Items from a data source

:::::

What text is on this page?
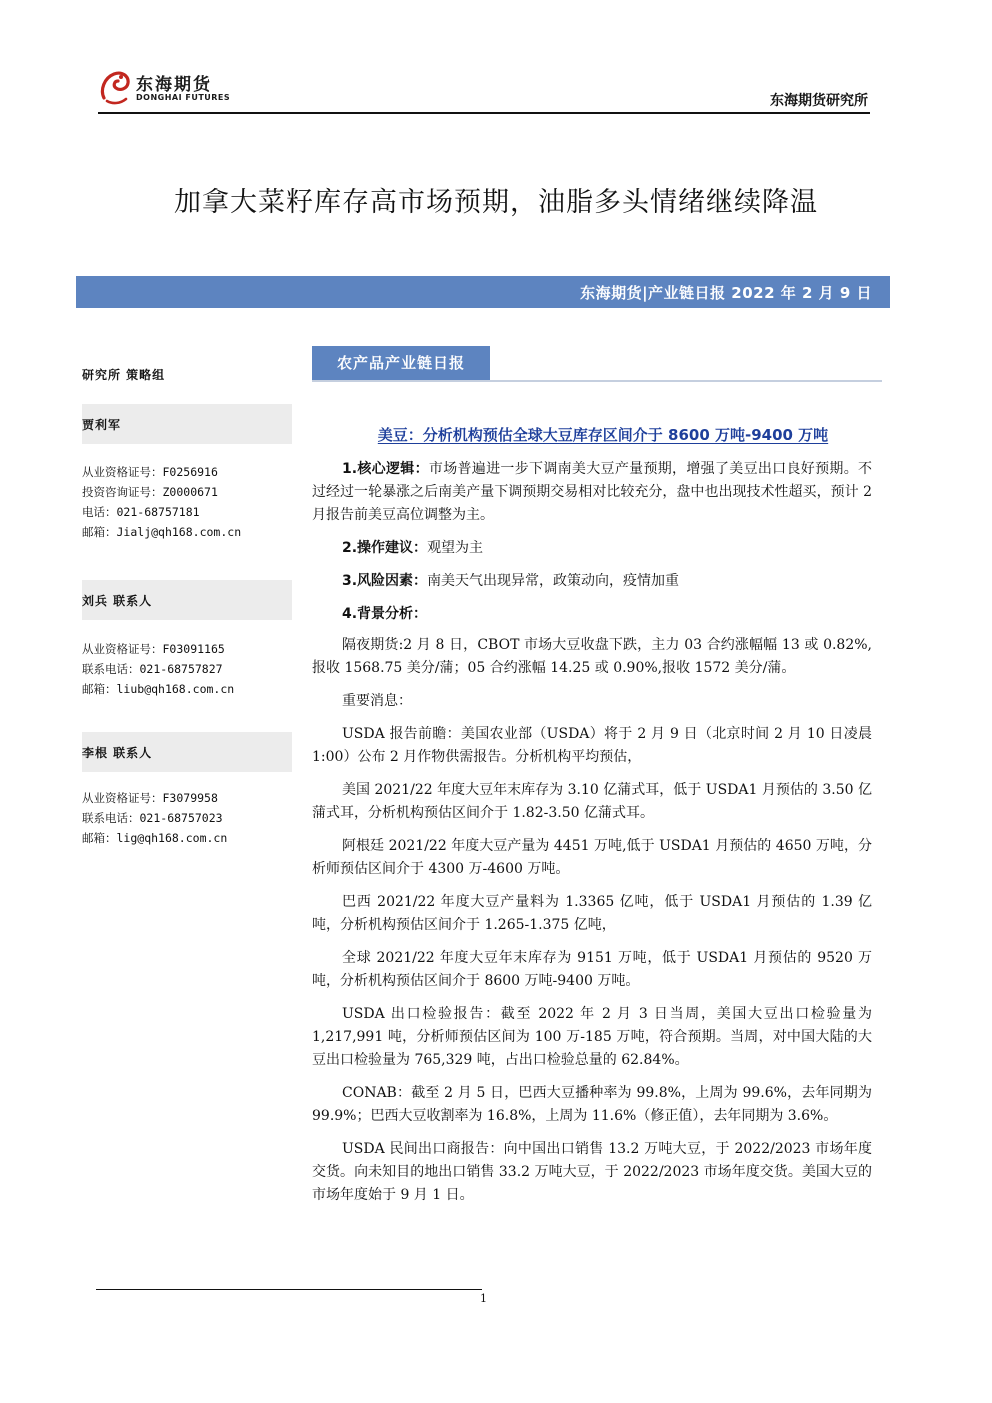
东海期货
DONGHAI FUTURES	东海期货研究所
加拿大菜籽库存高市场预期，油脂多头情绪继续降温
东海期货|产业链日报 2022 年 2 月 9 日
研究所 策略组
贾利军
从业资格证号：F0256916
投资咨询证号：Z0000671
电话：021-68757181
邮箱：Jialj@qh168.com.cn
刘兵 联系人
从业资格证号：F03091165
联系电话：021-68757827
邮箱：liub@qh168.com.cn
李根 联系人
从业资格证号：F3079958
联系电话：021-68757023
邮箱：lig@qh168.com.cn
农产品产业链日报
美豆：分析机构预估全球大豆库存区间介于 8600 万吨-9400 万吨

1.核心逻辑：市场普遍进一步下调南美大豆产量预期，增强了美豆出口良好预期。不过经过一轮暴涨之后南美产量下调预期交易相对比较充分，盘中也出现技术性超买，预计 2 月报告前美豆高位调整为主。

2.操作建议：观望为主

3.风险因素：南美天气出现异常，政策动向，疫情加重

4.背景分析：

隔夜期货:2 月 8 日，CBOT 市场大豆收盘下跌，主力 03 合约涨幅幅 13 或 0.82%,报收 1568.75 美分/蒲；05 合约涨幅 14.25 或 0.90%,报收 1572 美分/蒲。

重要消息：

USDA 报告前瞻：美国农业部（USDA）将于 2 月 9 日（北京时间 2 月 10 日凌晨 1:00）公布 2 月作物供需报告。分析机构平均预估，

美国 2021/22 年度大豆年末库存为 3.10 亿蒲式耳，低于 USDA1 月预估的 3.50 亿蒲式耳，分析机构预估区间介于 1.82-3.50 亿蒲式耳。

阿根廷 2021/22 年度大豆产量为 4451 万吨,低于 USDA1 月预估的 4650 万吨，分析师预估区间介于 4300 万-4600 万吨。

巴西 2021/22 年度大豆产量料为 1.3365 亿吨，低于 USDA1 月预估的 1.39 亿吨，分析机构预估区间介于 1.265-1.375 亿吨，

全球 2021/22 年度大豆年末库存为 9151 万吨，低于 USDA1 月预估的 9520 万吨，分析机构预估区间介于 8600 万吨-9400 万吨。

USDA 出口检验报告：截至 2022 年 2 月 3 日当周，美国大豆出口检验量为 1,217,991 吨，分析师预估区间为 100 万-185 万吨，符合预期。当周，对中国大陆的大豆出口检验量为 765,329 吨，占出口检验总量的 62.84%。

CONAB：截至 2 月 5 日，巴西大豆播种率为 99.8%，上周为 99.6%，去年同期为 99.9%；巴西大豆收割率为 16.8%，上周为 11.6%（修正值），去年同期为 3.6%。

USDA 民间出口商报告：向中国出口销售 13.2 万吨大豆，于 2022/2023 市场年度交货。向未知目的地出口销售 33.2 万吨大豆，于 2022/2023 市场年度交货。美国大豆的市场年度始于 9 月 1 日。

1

:::::

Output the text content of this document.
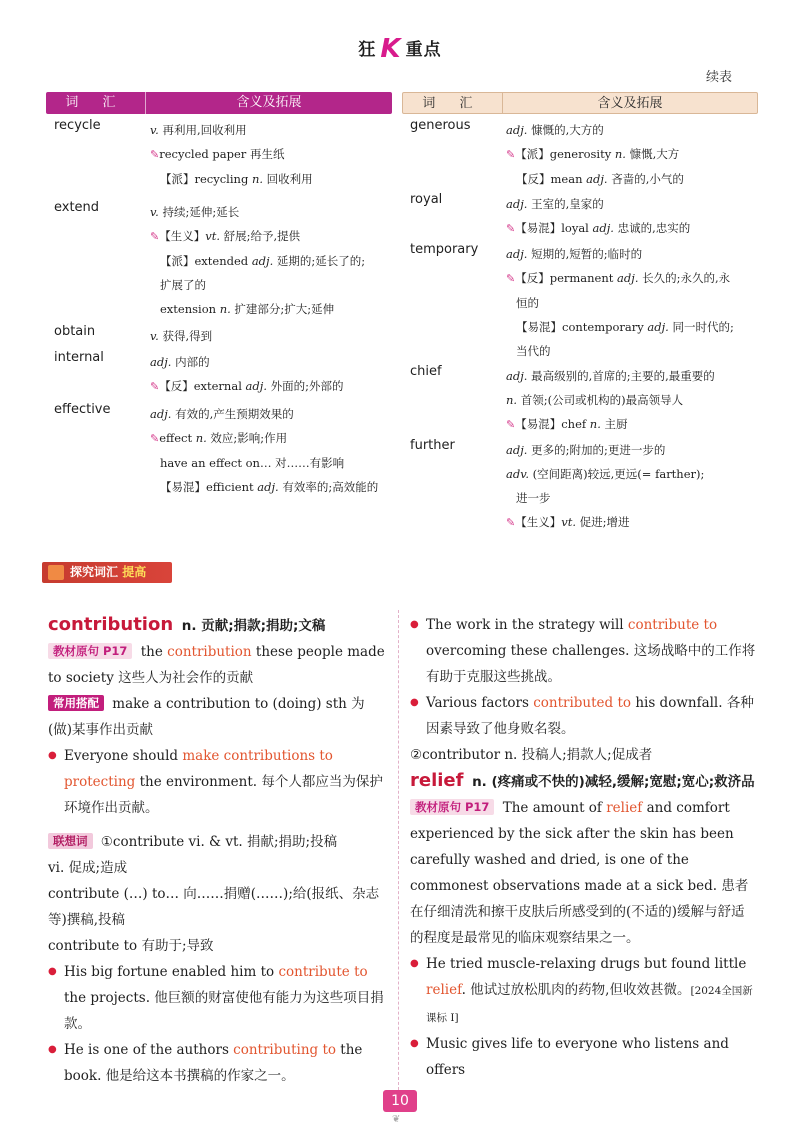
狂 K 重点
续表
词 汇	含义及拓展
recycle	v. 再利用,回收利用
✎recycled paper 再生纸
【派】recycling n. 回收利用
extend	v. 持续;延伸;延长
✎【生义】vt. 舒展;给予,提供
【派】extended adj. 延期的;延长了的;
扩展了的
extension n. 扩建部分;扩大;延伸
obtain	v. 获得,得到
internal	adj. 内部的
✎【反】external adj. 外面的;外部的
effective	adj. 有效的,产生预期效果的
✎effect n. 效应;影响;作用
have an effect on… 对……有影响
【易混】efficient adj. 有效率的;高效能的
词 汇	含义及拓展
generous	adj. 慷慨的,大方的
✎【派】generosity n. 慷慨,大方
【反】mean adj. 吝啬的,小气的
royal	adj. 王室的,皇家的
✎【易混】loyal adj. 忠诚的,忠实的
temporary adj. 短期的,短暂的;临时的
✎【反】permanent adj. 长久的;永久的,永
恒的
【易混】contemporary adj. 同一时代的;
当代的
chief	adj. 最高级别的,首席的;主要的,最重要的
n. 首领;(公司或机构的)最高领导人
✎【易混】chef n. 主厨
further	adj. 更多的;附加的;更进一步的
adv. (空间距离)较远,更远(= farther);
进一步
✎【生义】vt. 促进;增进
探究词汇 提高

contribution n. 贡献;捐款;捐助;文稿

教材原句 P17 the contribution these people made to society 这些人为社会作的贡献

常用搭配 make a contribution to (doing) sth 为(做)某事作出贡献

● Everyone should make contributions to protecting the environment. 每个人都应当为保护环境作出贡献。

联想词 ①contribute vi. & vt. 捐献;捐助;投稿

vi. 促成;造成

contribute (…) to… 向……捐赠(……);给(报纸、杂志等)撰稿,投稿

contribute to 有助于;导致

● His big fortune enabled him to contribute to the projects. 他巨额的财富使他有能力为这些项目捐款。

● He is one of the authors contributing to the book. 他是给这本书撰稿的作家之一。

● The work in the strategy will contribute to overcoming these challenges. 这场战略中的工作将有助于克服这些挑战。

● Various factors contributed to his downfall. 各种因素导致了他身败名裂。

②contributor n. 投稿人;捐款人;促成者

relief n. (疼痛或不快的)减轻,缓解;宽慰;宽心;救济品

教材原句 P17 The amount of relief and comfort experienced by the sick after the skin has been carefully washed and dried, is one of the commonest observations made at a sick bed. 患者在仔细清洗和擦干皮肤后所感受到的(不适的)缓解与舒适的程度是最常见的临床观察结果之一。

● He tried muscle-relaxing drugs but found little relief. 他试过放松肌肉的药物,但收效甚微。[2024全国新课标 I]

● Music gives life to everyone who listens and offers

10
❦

:::::

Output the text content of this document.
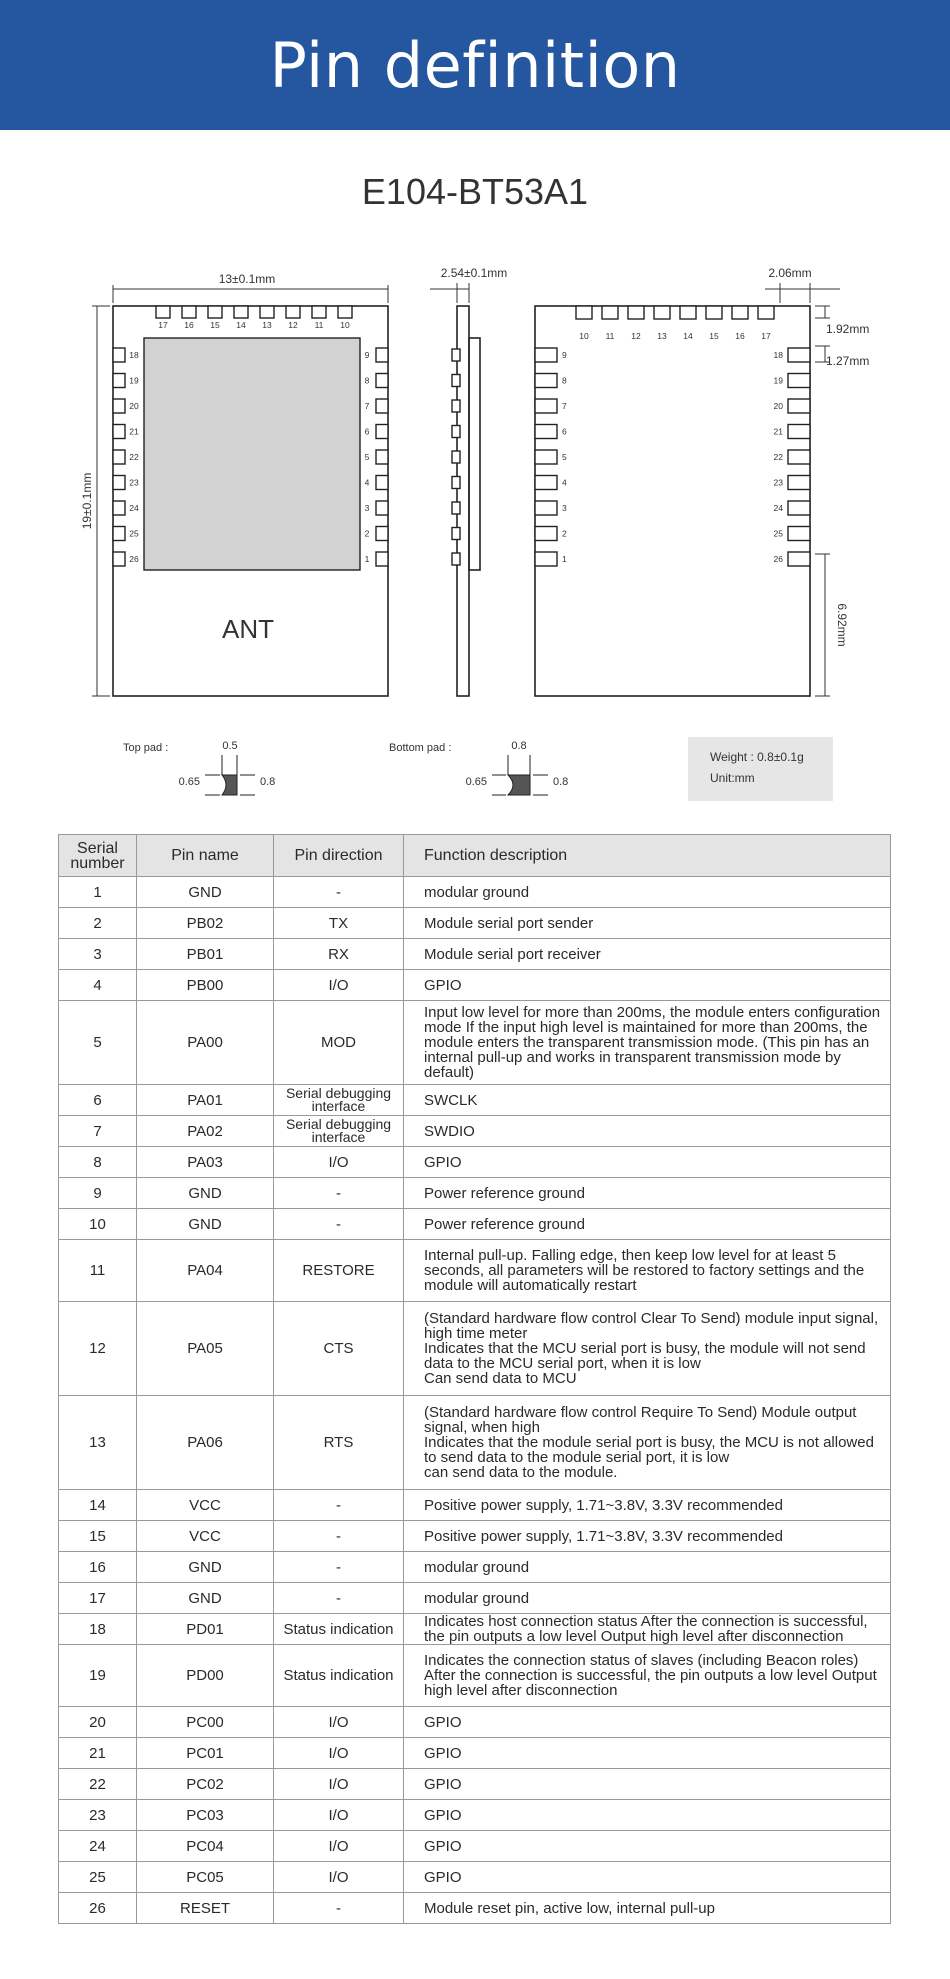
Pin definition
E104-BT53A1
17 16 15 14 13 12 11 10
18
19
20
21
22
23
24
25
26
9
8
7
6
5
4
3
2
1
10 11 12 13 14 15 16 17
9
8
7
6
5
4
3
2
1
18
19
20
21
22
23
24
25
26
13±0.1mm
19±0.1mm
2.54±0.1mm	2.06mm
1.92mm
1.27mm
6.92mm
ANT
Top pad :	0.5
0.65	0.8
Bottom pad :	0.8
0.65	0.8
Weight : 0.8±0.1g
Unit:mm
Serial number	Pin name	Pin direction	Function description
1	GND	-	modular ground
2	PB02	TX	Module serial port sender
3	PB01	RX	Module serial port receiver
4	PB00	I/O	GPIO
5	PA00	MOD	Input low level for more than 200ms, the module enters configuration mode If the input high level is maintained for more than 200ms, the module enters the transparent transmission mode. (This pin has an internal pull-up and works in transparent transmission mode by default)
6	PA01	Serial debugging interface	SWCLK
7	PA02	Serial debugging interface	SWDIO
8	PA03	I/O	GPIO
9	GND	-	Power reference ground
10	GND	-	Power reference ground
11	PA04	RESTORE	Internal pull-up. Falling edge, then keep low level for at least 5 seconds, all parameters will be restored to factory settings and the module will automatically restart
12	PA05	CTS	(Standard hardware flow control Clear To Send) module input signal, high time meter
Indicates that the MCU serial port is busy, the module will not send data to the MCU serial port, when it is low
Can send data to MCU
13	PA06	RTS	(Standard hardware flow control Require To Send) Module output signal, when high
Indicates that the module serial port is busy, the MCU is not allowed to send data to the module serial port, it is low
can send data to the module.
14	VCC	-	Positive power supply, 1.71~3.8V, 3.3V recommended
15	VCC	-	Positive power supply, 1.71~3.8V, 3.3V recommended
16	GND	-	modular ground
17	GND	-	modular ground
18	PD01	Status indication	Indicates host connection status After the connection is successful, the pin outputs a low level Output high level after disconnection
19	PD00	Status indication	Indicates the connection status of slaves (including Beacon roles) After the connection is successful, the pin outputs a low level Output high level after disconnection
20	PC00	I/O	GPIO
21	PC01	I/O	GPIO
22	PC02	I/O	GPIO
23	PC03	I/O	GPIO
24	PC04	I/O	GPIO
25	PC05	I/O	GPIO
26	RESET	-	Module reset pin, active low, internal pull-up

:::::

§ Direction
The word "interface" may appear on some lines of these records; state how many such lines there are, and nothing else.

§ Written answer
2